Records from a dataset
— begin —

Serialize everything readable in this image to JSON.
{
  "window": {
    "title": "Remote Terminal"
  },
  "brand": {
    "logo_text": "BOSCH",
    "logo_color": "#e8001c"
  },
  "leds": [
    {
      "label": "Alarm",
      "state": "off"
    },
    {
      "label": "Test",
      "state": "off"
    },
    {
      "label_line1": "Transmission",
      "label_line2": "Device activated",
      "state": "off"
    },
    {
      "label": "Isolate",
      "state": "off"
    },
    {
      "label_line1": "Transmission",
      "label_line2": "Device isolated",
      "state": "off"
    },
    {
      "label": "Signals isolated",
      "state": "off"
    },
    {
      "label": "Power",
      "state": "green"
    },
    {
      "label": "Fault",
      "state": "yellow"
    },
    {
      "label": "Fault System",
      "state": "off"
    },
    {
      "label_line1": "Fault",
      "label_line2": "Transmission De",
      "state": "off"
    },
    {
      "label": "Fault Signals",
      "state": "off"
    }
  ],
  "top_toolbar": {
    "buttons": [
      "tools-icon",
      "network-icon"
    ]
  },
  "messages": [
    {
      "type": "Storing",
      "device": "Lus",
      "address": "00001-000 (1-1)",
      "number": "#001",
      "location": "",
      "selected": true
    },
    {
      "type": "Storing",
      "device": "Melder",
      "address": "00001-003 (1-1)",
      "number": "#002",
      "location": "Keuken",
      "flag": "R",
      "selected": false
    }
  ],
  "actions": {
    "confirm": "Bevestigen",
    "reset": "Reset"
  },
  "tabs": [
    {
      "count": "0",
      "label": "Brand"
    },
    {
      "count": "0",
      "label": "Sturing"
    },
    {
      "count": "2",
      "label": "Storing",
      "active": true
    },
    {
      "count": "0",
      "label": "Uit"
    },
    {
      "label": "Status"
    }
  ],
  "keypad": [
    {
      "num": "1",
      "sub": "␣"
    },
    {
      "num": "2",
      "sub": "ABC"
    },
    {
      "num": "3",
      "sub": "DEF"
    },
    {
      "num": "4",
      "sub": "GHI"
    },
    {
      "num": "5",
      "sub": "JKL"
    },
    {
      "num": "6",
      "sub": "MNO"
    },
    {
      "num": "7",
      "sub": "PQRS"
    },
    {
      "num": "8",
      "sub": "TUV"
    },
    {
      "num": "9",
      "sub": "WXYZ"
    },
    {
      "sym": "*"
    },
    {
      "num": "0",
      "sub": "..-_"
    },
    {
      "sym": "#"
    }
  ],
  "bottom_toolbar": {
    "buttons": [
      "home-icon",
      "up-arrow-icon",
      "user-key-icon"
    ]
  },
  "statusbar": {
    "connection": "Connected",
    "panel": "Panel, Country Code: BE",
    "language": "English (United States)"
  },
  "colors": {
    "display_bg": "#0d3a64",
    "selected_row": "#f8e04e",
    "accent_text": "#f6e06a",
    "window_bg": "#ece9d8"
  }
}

— end —

▸ **What you are asked to do**
Return each line among the entries that holds the word "isolated".

▸ **Solved problem**
      "label_line2": "Device isolated",
      "label": "Signals isolated",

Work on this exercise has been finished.